— Start —

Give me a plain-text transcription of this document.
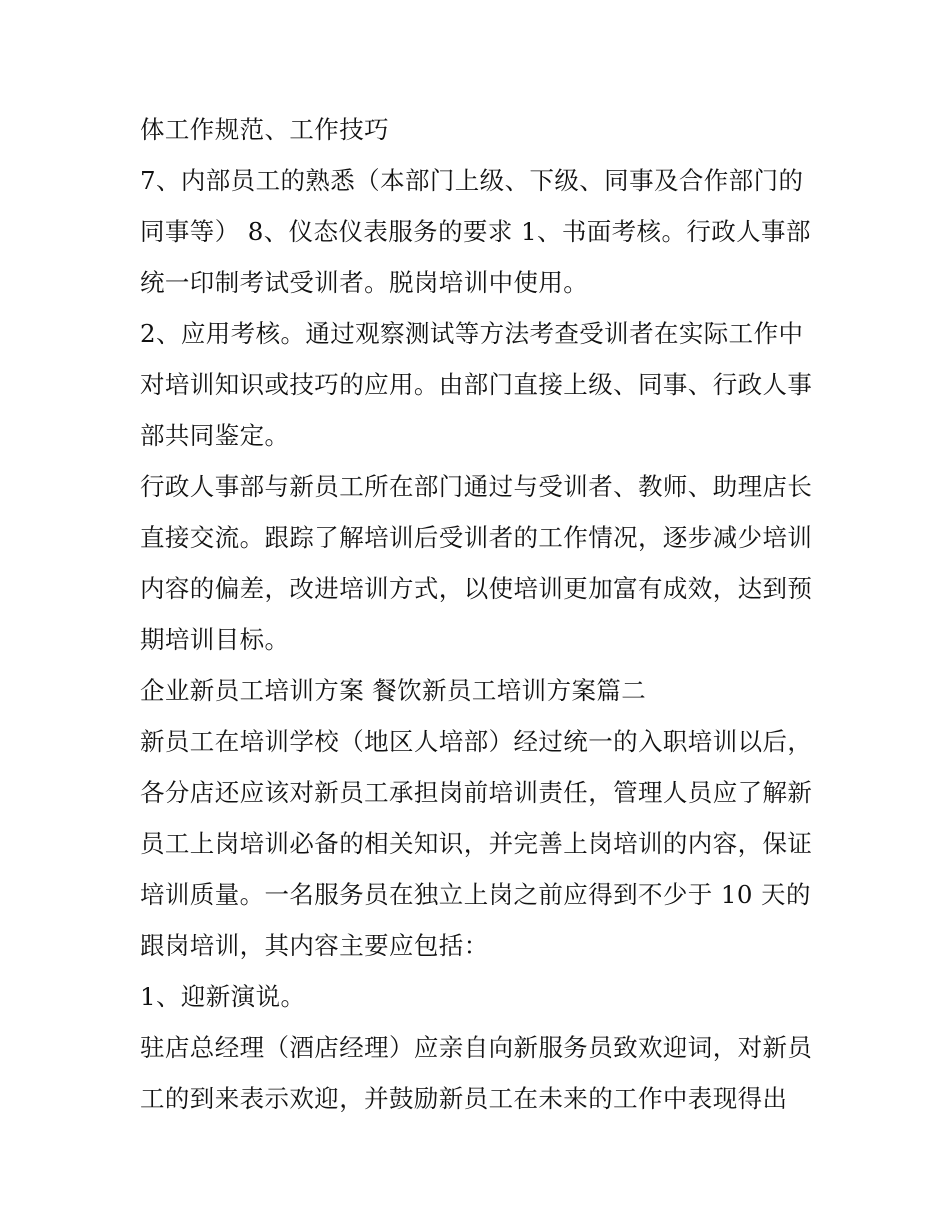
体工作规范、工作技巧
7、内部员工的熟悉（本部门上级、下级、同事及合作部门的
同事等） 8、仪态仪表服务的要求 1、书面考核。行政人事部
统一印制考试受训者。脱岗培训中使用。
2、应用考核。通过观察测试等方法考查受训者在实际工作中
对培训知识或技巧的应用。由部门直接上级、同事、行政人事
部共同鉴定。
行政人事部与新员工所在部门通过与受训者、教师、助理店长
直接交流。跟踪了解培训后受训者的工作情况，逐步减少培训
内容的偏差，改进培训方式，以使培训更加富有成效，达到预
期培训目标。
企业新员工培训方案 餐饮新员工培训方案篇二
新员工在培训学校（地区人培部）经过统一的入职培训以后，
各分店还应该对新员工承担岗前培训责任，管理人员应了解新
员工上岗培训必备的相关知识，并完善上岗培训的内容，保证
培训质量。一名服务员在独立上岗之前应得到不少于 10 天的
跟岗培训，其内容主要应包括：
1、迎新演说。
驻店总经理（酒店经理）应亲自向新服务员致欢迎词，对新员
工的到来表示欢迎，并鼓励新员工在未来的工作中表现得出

— End —
— Start —

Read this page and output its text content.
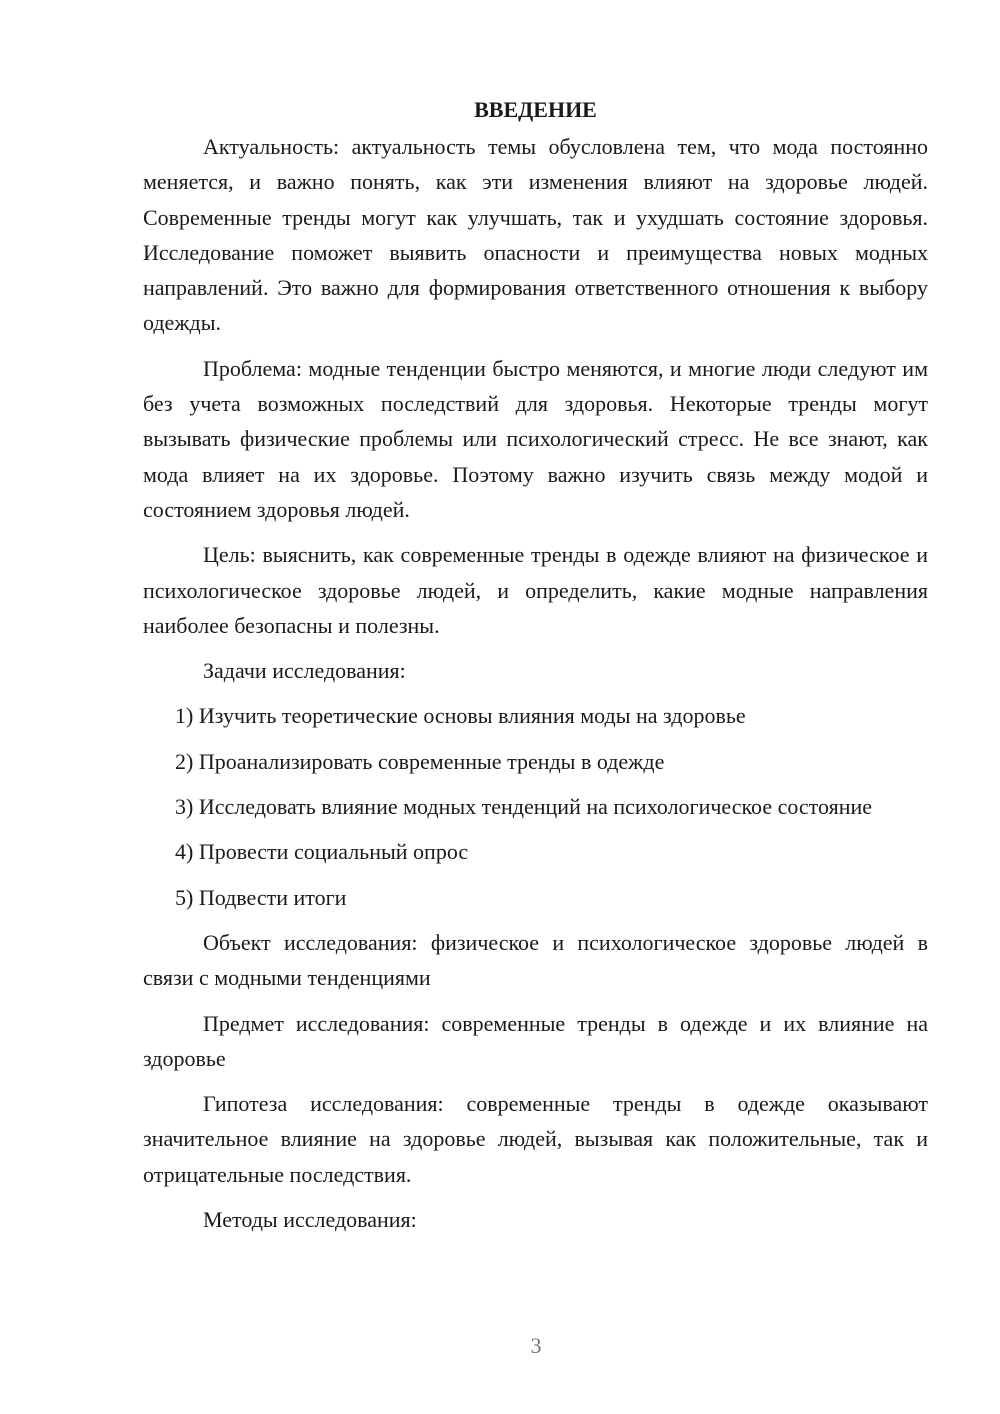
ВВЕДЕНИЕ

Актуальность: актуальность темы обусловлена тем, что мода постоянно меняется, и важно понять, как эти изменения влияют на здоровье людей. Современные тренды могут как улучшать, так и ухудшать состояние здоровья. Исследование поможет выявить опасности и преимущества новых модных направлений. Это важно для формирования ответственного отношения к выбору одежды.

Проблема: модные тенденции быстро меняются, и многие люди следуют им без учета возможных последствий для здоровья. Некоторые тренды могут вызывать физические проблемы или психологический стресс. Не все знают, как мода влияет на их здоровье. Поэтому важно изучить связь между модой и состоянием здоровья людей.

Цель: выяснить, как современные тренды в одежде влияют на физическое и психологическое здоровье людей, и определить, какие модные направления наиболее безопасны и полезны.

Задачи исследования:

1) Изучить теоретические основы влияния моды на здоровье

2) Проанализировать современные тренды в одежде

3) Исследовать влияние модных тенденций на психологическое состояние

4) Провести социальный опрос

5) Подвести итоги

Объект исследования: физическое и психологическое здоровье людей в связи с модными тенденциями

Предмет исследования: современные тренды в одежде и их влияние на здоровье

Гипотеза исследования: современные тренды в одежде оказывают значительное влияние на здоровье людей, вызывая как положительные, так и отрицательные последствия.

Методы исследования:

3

— End —
— Start —

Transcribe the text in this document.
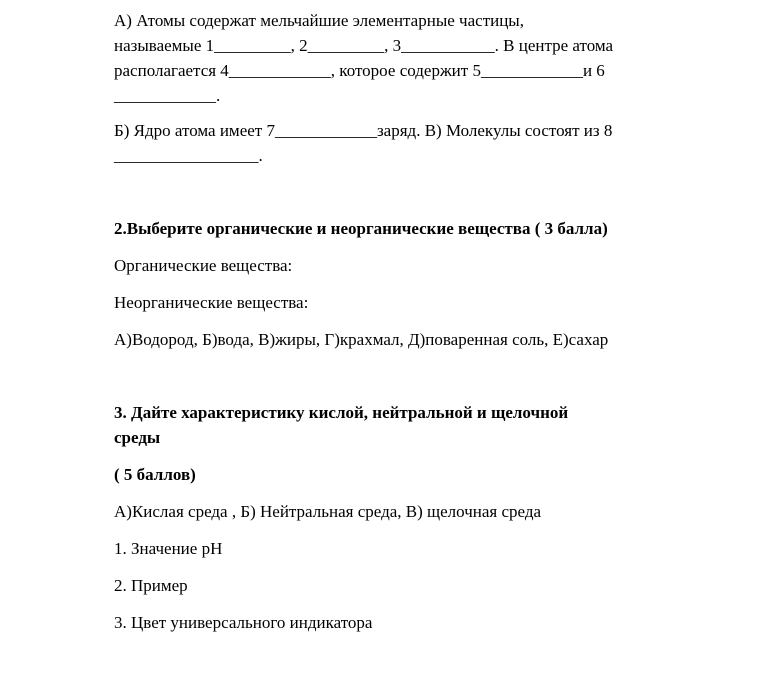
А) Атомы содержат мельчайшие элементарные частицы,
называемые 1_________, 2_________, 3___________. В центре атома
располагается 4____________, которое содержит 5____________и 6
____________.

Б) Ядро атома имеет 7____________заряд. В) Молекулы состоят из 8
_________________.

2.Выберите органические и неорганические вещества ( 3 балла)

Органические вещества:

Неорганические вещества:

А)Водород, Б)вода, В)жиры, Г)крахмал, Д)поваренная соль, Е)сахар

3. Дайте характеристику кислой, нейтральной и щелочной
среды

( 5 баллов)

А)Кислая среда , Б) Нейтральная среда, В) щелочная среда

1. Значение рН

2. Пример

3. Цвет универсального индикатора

— End —

• _Exercise description_:
Gather up, from the records above, each line where the word "могут" appears.

• _Exercise response_:
Актуальность: актуальность темы обусловлена тем, что мода постоянно меняется, и важно понять, как эти изменения влияют на здоровье людей. Современные тренды могут как улучшать, так и ухудшать состояние здоровья. Исследование поможет выявить опасности и преимущества новых модных направлений. Это важно для формирования ответственного отношения к выбору одежды.
Проблема: модные тенденции быстро меняются, и многие люди следуют им без учета возможных последствий для здоровья. Некоторые тренды могут вызывать физические проблемы или психологический стресс. Не все знают, как мода влияет на их здоровье. Поэтому важно изучить связь между модой и состоянием здоровья людей.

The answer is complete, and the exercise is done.